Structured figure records
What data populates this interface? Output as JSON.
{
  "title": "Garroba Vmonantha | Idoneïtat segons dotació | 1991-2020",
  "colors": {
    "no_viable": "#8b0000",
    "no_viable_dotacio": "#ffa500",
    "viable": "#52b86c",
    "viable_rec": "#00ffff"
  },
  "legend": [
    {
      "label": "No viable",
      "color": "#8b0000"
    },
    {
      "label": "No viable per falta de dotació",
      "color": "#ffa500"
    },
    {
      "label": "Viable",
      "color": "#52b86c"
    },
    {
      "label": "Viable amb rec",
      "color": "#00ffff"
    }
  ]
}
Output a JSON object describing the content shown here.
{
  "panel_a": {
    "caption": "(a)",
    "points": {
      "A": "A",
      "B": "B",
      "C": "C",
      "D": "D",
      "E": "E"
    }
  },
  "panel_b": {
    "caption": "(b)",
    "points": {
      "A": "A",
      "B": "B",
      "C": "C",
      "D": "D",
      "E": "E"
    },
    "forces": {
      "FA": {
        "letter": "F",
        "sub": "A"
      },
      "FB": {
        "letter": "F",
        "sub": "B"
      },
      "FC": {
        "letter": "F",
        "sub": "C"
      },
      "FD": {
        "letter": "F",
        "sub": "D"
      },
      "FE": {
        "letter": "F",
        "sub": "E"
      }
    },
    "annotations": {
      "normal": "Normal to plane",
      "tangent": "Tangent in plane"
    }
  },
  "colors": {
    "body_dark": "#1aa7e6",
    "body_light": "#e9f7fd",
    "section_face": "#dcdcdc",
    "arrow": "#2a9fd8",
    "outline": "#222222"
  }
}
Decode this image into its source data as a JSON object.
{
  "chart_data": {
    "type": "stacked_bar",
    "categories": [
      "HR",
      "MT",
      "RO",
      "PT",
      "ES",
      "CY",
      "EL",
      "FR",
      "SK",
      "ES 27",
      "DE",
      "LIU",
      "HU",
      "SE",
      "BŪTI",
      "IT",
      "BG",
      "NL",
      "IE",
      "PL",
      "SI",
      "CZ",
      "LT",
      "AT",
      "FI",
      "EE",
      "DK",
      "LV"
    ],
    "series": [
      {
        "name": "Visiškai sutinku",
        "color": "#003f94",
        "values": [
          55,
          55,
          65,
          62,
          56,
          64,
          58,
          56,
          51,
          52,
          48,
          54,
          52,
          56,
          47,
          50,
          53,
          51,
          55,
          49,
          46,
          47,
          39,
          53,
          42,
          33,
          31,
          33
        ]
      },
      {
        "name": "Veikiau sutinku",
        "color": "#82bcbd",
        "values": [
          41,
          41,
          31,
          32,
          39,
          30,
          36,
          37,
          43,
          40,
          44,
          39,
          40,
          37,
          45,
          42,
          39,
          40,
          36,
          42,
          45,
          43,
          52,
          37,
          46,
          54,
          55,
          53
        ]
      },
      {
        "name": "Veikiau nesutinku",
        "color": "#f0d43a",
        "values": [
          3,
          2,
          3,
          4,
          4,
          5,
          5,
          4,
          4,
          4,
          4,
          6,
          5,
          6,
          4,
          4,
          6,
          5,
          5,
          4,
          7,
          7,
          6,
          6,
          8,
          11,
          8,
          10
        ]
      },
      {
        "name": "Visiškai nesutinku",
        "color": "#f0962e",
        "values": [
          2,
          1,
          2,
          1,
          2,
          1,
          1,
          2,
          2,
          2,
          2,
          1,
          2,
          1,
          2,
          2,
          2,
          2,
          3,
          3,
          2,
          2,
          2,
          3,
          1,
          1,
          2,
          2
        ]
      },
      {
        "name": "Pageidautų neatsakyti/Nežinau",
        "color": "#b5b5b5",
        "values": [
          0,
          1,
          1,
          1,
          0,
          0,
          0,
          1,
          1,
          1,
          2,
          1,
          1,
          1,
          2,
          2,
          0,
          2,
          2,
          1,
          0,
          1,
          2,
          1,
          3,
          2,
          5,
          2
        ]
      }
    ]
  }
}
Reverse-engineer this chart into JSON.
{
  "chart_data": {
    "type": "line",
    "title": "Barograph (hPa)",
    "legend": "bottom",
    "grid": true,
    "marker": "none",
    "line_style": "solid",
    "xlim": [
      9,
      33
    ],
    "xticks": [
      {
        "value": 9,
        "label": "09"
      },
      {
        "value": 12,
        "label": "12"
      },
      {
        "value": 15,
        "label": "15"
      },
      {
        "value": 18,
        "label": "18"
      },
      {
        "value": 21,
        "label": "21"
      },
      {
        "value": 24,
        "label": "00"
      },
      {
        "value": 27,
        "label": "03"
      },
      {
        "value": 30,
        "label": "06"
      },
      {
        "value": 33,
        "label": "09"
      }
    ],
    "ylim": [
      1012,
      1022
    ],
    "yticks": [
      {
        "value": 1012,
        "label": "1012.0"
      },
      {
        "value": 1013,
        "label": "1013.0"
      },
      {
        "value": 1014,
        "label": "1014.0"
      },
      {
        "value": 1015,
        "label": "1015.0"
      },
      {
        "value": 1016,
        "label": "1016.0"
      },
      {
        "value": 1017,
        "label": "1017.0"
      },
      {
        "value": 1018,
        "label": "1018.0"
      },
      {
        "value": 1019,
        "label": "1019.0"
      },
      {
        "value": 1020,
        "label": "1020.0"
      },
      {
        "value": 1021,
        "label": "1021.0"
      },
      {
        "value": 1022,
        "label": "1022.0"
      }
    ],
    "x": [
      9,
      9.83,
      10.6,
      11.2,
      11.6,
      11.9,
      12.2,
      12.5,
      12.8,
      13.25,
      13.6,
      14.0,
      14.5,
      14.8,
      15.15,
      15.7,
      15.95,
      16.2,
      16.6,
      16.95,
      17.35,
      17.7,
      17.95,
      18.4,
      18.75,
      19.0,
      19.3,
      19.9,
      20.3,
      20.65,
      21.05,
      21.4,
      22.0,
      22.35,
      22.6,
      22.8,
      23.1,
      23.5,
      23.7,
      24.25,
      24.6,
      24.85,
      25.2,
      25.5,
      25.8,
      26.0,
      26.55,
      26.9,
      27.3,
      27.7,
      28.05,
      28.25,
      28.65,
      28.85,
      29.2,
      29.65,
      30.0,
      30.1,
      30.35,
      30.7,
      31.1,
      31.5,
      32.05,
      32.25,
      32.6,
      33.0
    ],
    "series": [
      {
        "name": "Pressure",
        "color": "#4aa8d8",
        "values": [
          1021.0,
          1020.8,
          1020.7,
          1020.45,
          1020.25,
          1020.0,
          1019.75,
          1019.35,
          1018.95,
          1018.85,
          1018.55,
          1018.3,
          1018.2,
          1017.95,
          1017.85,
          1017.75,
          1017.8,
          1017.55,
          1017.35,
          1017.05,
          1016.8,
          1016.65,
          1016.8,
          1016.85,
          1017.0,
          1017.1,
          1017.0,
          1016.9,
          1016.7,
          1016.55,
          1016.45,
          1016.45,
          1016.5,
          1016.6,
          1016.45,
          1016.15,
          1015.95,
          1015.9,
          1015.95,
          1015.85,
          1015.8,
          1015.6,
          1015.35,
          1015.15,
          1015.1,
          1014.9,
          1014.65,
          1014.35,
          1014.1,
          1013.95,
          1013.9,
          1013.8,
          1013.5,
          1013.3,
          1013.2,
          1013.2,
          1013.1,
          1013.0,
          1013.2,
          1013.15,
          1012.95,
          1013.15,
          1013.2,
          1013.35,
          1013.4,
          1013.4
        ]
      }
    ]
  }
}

▸ Requirement
Extract the data in full. Keep it word for word.

▸ Full answer
What data populates this interface? Output as JSON.
{
  "title": "Garroba Vmonantha | Idoneïtat segons dotació | 1991-2020",
  "colors": {
    "no_viable": "#8b0000",
    "no_viable_dotacio": "#ffa500",
    "viable": "#52b86c",
    "viable_rec": "#00ffff"
  },
  "legend": [
    {
      "label": "No viable",
      "color": "#8b0000"
    },
    {
      "label": "No viable per falta de dotació",
      "color": "#ffa500"
    },
    {
      "label": "Viable",
      "color": "#52b86c"
    },
    {
      "label": "Viable amb rec",
      "color": "#00ffff"
    }
  ]
}
Output a JSON object describing the content shown here.
{
  "panel_a": {
    "caption": "(a)",
    "points": {
      "A": "A",
      "B": "B",
      "C": "C",
      "D": "D",
      "E": "E"
    }
  },
  "panel_b": {
    "caption": "(b)",
    "points": {
      "A": "A",
      "B": "B",
      "C": "C",
      "D": "D",
      "E": "E"
    },
    "forces": {
      "FA": {
        "letter": "F",
        "sub": "A"
      },
      "FB": {
        "letter": "F",
        "sub": "B"
      },
      "FC": {
        "letter": "F",
        "sub": "C"
      },
      "FD": {
        "letter": "F",
        "sub": "D"
      },
      "FE": {
        "letter": "F",
        "sub": "E"
      }
    },
    "annotations": {
      "normal": "Normal to plane",
      "tangent": "Tangent in plane"
    }
  },
  "colors": {
    "body_dark": "#1aa7e6",
    "body_light": "#e9f7fd",
    "section_face": "#dcdcdc",
    "arrow": "#2a9fd8",
    "outline": "#222222"
  }
}
Decode this image into its source data as a JSON object.
{
  "chart_data": {
    "type": "stacked_bar",
    "categories": [
      "HR",
      "MT",
      "RO",
      "PT",
      "ES",
      "CY",
      "EL",
      "FR",
      "SK",
      "ES 27",
      "DE",
      "LIU",
      "HU",
      "SE",
      "BŪTI",
      "IT",
      "BG",
      "NL",
      "IE",
      "PL",
      "SI",
      "CZ",
      "LT",
      "AT",
      "FI",
      "EE",
      "DK",
      "LV"
    ],
    "series": [
      {
        "name": "Visiškai sutinku",
        "color": "#003f94",
        "values": [
          55,
          55,
          65,
          62,
          56,
          64,
          58,
          56,
          51,
          52,
          48,
          54,
          52,
          56,
          47,
          50,
          53,
          51,
          55,
          49,
          46,
          47,
          39,
          53,
          42,
          33,
          31,
          33
        ]
      },
      {
        "name": "Veikiau sutinku",
        "color": "#82bcbd",
        "values": [
          41,
          41,
          31,
          32,
          39,
          30,
          36,
          37,
          43,
          40,
          44,
          39,
          40,
          37,
          45,
          42,
          39,
          40,
          36,
          42,
          45,
          43,
          52,
          37,
          46,
          54,
          55,
          53
        ]
      },
      {
        "name": "Veikiau nesutinku",
        "color": "#f0d43a",
        "values": [
          3,
          2,
          3,
          4,
          4,
          5,
          5,
          4,
          4,
          4,
          4,
          6,
          5,
          6,
          4,
          4,
          6,
          5,
          5,
          4,
          7,
          7,
          6,
          6,
          8,
          11,
          8,
          10
        ]
      },
      {
        "name": "Visiškai nesutinku",
        "color": "#f0962e",
        "values": [
          2,
          1,
          2,
          1,
          2,
          1,
          1,
          2,
          2,
          2,
          2,
          1,
          2,
          1,
          2,
          2,
          2,
          2,
          3,
          3,
          2,
          2,
          2,
          3,
          1,
          1,
          2,
          2
        ]
      },
      {
        "name": "Pageidautų neatsakyti/Nežinau",
        "color": "#b5b5b5",
        "values": [
          0,
          1,
          1,
          1,
          0,
          0,
          0,
          1,
          1,
          1,
          2,
          1,
          1,
          1,
          2,
          2,
          0,
          2,
          2,
          1,
          0,
          1,
          2,
          1,
          3,
          2,
          5,
          2
        ]
      }
    ]
  }
}
Reverse-engineer this chart into JSON.
{
  "chart_data": {
    "type": "line",
    "title": "Barograph (hPa)",
    "legend": "bottom",
    "grid": true,
    "marker": "none",
    "line_style": "solid",
    "xlim": [
      9,
      33
    ],
    "xticks": [
      {
        "value": 9,
        "label": "09"
      },
      {
        "value": 12,
        "label": "12"
      },
      {
        "value": 15,
        "label": "15"
      },
      {
        "value": 18,
        "label": "18"
      },
      {
        "value": 21,
        "label": "21"
      },
      {
        "value": 24,
        "label": "00"
      },
      {
        "value": 27,
        "label": "03"
      },
      {
        "value": 30,
        "label": "06"
      },
      {
        "value": 33,
        "label": "09"
      }
    ],
    "ylim": [
      1012,
      1022
    ],
    "yticks": [
      {
        "value": 1012,
        "label": "1012.0"
      },
      {
        "value": 1013,
        "label": "1013.0"
      },
      {
        "value": 1014,
        "label": "1014.0"
      },
      {
        "value": 1015,
        "label": "1015.0"
      },
      {
        "value": 1016,
        "label": "1016.0"
      },
      {
        "value": 1017,
        "label": "1017.0"
      },
      {
        "value": 1018,
        "label": "1018.0"
      },
      {
        "value": 1019,
        "label": "1019.0"
      },
      {
        "value": 1020,
        "label": "1020.0"
      },
      {
        "value": 1021,
        "label": "1021.0"
      },
      {
        "value": 1022,
        "label": "1022.0"
      }
    ],
    "x": [
      9,
      9.83,
      10.6,
      11.2,
      11.6,
      11.9,
      12.2,
      12.5,
      12.8,
      13.25,
      13.6,
      14.0,
      14.5,
      14.8,
      15.15,
      15.7,
      15.95,
      16.2,
      16.6,
      16.95,
      17.35,
      17.7,
      17.95,
      18.4,
      18.75,
      19.0,
      19.3,
      19.9,
      20.3,
      20.65,
      21.05,
      21.4,
      22.0,
      22.35,
      22.6,
      22.8,
      23.1,
      23.5,
      23.7,
      24.25,
      24.6,
      24.85,
      25.2,
      25.5,
      25.8,
      26.0,
      26.55,
      26.9,
      27.3,
      27.7,
      28.05,
      28.25,
      28.65,
      28.85,
      29.2,
      29.65,
      30.0,
      30.1,
      30.35,
      30.7,
      31.1,
      31.5,
      32.05,
      32.25,
      32.6,
      33.0
    ],
    "series": [
      {
        "name": "Pressure",
        "color": "#4aa8d8",
        "values": [
          1021.0,
          1020.8,
          1020.7,
          1020.45,
          1020.25,
          1020.0,
          1019.75,
          1019.35,
          1018.95,
          1018.85,
          1018.55,
          1018.3,
          1018.2,
          1017.95,
          1017.85,
          1017.75,
          1017.8,
          1017.55,
          1017.35,
          1017.05,
          1016.8,
          1016.65,
          1016.8,
          1016.85,
          1017.0,
          1017.1,
          1017.0,
          1016.9,
          1016.7,
          1016.55,
          1016.45,
          1016.45,
          1016.5,
          1016.6,
          1016.45,
          1016.15,
          1015.95,
          1015.9,
          1015.95,
          1015.85,
          1015.8,
          1015.6,
          1015.35,
          1015.15,
          1015.1,
          1014.9,
          1014.65,
          1014.35,
          1014.1,
          1013.95,
          1013.9,
          1013.8,
          1013.5,
          1013.3,
          1013.2,
          1013.2,
          1013.1,
          1013.0,
          1013.2,
          1013.15,
          1012.95,
          1013.15,
          1013.2,
          1013.35,
          1013.4,
          1013.4
        ]
      }
    ]
  }
}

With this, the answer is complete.